◆ **課題について**
抜粋文の「騒音で目が覚めたアウグストゥ」で始まり「とがなくとも満たされていた。」までの部分を、「友人達」を「知人達」に置き換えて書き直してもらえますか？

◆ **抜粋文**
=====
騒音で目が覚めたアウグストゥス、招かれた友人達が祝宴の支度が何もないことに怒り、室内を荒らし、略奪したりアウグストゥスに危害を加えたりして帰った。その後もたくさんの裁判に訴えられ、罵詈雑言を浴びせられ、唾を吐きかけられ、ただアウグストゥスはそんなにされても、相手の目の中に悪意以外のものを見つけては密かに静かに親しみを抱いていた。財産も物資も失い、浮浪者に身を落としても、困っている人にさりげなく手を貸し、感謝されることがなくとも満たされていた。
=====
◆ **提供データ**
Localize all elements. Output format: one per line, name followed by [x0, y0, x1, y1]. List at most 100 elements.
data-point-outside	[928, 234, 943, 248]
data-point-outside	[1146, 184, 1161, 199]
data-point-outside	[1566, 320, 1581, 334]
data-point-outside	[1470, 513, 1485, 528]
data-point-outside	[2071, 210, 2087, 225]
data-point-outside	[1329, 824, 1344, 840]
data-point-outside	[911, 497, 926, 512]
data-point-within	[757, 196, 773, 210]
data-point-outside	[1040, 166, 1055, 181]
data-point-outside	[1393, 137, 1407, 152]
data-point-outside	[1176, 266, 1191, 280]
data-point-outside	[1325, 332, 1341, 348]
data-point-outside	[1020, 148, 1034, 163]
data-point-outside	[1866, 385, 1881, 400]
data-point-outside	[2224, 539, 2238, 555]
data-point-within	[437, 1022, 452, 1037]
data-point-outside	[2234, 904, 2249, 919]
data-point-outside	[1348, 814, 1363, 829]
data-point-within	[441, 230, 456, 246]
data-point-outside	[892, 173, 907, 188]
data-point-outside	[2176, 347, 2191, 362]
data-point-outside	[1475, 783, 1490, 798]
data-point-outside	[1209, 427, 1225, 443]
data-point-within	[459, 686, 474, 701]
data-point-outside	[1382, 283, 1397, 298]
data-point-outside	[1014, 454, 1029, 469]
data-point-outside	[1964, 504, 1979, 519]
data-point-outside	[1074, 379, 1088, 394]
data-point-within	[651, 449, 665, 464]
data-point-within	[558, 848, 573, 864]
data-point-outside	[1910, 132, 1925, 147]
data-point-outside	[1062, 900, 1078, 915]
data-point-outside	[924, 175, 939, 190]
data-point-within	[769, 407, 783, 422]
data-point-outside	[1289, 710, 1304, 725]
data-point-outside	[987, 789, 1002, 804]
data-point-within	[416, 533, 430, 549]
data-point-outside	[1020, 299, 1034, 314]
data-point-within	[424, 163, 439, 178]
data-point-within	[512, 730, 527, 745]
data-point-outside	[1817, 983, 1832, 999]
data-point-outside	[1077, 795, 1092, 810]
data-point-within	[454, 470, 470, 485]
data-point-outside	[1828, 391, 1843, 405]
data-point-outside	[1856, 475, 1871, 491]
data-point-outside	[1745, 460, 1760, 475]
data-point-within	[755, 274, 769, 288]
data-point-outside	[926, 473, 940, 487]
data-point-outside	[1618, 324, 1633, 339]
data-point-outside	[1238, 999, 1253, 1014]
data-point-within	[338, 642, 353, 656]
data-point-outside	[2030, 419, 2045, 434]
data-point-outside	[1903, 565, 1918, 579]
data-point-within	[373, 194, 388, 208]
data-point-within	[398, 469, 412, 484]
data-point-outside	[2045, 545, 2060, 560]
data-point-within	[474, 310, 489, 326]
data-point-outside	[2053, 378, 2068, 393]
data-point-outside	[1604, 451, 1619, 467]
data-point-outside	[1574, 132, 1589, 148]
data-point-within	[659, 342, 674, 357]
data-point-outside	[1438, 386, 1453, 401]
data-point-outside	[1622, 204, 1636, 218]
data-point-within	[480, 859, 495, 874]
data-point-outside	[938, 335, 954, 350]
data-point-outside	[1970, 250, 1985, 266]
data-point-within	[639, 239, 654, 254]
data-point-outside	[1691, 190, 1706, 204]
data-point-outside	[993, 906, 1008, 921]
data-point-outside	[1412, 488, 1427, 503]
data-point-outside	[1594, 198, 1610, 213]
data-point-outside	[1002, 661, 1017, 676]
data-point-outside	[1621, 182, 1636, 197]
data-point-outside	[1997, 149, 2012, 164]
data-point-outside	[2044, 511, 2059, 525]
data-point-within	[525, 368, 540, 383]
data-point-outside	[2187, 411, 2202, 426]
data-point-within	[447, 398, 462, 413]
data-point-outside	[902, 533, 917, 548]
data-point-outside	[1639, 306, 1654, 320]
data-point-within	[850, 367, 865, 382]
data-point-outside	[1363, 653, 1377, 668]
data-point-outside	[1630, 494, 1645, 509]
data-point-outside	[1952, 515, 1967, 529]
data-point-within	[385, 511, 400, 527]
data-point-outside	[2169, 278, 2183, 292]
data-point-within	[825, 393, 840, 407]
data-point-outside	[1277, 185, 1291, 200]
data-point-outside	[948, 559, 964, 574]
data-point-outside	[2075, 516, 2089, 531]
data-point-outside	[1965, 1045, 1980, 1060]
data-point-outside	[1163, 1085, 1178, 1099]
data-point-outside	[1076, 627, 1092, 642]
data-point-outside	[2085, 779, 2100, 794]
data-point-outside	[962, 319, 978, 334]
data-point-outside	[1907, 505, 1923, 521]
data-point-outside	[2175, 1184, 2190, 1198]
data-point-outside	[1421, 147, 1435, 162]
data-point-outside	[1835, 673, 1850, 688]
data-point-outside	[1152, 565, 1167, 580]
=====
◆ **解答**
騒音で目が覚めたアウグストゥス、招かれた知人達が祝宴の支度が何もないことに怒り、室内を荒らし、略奪したりアウグストゥスに危害を加えたりして帰った。その後もたくさんの裁判に訴えられ、罵詈雑言を浴びせられ、唾を吐きかけられ、ただアウグストゥスはそんなにされても、相手の目の中に悪意以外のものを見つけては密かに静かに親しみを抱いていた。財産も物資も失い、浮浪者に身を落としても、困っている人にさりげなく手を貸し、感謝されることがなくとも満たされていた。